━━━ RECORDS PROVIDED
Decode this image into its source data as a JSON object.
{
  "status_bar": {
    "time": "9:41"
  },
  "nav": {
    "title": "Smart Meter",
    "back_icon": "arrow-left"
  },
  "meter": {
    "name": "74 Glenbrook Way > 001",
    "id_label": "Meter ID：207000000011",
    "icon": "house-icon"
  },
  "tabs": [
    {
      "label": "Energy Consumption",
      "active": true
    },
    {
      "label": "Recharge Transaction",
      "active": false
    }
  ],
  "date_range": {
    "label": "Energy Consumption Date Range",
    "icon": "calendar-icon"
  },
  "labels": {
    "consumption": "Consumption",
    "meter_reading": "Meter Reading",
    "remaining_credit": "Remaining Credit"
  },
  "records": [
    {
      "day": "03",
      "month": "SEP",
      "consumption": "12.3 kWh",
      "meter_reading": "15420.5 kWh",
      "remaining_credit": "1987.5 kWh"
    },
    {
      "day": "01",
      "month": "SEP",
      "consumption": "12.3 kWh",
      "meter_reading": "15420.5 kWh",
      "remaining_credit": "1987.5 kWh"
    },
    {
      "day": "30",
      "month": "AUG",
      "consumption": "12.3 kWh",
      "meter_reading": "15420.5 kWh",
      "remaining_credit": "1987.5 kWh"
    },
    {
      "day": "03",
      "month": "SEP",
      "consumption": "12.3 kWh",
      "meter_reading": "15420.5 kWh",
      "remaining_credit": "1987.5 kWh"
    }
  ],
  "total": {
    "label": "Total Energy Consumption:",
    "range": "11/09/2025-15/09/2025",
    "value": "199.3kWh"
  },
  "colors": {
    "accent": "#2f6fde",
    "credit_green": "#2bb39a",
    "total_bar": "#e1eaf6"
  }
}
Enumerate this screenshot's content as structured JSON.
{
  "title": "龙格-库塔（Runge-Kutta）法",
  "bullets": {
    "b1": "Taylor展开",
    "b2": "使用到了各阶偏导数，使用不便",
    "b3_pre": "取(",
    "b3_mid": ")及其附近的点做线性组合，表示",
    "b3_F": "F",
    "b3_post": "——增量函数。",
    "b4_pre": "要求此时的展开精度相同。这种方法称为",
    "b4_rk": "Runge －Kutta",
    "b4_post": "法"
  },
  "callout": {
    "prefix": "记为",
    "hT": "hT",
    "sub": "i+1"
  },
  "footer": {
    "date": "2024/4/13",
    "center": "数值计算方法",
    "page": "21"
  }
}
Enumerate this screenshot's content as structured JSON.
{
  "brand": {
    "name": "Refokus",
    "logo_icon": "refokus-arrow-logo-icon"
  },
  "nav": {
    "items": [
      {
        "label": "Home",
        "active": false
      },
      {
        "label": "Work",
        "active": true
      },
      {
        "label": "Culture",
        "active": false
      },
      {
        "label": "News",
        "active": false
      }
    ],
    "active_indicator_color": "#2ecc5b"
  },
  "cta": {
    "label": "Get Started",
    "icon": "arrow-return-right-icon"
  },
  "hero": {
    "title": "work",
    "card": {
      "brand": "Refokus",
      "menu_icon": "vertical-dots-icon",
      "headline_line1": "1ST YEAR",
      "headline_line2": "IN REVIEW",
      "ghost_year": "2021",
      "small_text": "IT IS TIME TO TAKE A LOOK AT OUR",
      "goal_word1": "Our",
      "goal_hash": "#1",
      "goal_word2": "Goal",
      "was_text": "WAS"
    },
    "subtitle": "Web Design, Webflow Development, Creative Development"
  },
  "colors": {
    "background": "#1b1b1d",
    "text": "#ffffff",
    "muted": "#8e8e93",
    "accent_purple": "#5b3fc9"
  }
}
━━━━━━
EXERCISE PROMPT.
Give the listing again, word for word.

RESULT OF THE TASK.
Decode this image into its source data as a JSON object.
{
  "status_bar": {
    "time": "9:41"
  },
  "nav": {
    "title": "Smart Meter",
    "back_icon": "arrow-left"
  },
  "meter": {
    "name": "74 Glenbrook Way > 001",
    "id_label": "Meter ID：207000000011",
    "icon": "house-icon"
  },
  "tabs": [
    {
      "label": "Energy Consumption",
      "active": true
    },
    {
      "label": "Recharge Transaction",
      "active": false
    }
  ],
  "date_range": {
    "label": "Energy Consumption Date Range",
    "icon": "calendar-icon"
  },
  "labels": {
    "consumption": "Consumption",
    "meter_reading": "Meter Reading",
    "remaining_credit": "Remaining Credit"
  },
  "records": [
    {
      "day": "03",
      "month": "SEP",
      "consumption": "12.3 kWh",
      "meter_reading": "15420.5 kWh",
      "remaining_credit": "1987.5 kWh"
    },
    {
      "day": "01",
      "month": "SEP",
      "consumption": "12.3 kWh",
      "meter_reading": "15420.5 kWh",
      "remaining_credit": "1987.5 kWh"
    },
    {
      "day": "30",
      "month": "AUG",
      "consumption": "12.3 kWh",
      "meter_reading": "15420.5 kWh",
      "remaining_credit": "1987.5 kWh"
    },
    {
      "day": "03",
      "month": "SEP",
      "consumption": "12.3 kWh",
      "meter_reading": "15420.5 kWh",
      "remaining_credit": "1987.5 kWh"
    }
  ],
  "total": {
    "label": "Total Energy Consumption:",
    "range": "11/09/2025-15/09/2025",
    "value": "199.3kWh"
  },
  "colors": {
    "accent": "#2f6fde",
    "credit_green": "#2bb39a",
    "total_bar": "#e1eaf6"
  }
}
Enumerate this screenshot's content as structured JSON.
{
  "title": "龙格-库塔（Runge-Kutta）法",
  "bullets": {
    "b1": "Taylor展开",
    "b2": "使用到了各阶偏导数，使用不便",
    "b3_pre": "取(",
    "b3_mid": ")及其附近的点做线性组合，表示",
    "b3_F": "F",
    "b3_post": "——增量函数。",
    "b4_pre": "要求此时的展开精度相同。这种方法称为",
    "b4_rk": "Runge －Kutta",
    "b4_post": "法"
  },
  "callout": {
    "prefix": "记为",
    "hT": "hT",
    "sub": "i+1"
  },
  "footer": {
    "date": "2024/4/13",
    "center": "数值计算方法",
    "page": "21"
  }
}
Enumerate this screenshot's content as structured JSON.
{
  "brand": {
    "name": "Refokus",
    "logo_icon": "refokus-arrow-logo-icon"
  },
  "nav": {
    "items": [
      {
        "label": "Home",
        "active": false
      },
      {
        "label": "Work",
        "active": true
      },
      {
        "label": "Culture",
        "active": false
      },
      {
        "label": "News",
        "active": false
      }
    ],
    "active_indicator_color": "#2ecc5b"
  },
  "cta": {
    "label": "Get Started",
    "icon": "arrow-return-right-icon"
  },
  "hero": {
    "title": "work",
    "card": {
      "brand": "Refokus",
      "menu_icon": "vertical-dots-icon",
      "headline_line1": "1ST YEAR",
      "headline_line2": "IN REVIEW",
      "ghost_year": "2021",
      "small_text": "IT IS TIME TO TAKE A LOOK AT OUR",
      "goal_word1": "Our",
      "goal_hash": "#1",
      "goal_word2": "Goal",
      "was_text": "WAS"
    },
    "subtitle": "Web Design, Webflow Development, Creative Development"
  },
  "colors": {
    "background": "#1b1b1d",
    "text": "#ffffff",
    "muted": "#8e8e93",
    "accent_purple": "#5b3fc9"
  }
}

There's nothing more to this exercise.